Seek out every line containing the word "support", and copy each.
--- Begin ---
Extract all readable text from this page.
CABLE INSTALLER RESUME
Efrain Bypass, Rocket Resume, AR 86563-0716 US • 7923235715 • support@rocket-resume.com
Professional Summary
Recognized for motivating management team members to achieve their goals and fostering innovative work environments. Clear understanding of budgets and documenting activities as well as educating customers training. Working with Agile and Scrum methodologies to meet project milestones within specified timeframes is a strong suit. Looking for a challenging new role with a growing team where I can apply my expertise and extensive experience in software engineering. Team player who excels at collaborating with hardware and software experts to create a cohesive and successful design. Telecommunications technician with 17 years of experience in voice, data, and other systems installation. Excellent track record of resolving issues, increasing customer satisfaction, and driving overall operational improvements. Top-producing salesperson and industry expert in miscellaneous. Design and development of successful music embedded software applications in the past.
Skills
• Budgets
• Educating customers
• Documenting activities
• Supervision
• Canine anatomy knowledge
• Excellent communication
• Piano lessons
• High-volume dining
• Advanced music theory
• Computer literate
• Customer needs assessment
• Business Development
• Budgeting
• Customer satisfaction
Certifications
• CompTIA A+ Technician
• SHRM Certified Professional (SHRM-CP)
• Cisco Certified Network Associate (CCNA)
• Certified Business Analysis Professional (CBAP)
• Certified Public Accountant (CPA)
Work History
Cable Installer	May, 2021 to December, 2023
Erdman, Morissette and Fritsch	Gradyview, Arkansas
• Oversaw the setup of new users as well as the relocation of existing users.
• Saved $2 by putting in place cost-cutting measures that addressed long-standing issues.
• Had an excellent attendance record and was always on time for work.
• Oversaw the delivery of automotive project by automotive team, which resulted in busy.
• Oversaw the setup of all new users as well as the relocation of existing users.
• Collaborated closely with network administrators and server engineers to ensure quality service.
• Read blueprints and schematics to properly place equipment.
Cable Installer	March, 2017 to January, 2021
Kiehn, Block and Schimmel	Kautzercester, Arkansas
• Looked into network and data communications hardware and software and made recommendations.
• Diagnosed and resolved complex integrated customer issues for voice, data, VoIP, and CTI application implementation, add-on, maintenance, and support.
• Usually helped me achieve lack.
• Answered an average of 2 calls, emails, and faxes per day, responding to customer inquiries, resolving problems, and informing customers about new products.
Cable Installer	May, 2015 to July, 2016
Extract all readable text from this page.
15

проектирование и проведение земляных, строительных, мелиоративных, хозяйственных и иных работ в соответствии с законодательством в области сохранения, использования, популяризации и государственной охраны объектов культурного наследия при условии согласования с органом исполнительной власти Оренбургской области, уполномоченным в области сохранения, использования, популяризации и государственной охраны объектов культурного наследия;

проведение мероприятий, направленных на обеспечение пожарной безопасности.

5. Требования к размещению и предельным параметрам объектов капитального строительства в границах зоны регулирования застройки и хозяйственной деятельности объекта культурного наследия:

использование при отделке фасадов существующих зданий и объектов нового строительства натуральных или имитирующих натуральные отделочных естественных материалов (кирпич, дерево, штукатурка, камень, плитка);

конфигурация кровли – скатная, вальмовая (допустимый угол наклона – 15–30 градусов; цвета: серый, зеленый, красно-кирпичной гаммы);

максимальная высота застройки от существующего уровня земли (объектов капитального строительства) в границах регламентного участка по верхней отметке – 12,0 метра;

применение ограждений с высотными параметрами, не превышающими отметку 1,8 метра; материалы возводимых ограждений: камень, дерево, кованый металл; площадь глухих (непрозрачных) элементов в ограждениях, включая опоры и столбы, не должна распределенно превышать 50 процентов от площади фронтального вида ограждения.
--- End ---
▶ **Exercise solution**
Efrain Bypass, Rocket Resume, AR 86563-0716 US • 7923235715 • support@rocket-resume.com
• Diagnosed and resolved complex integrated customer issues for voice, data, VoIP, and CTI application implementation, add-on, maintenance, and support.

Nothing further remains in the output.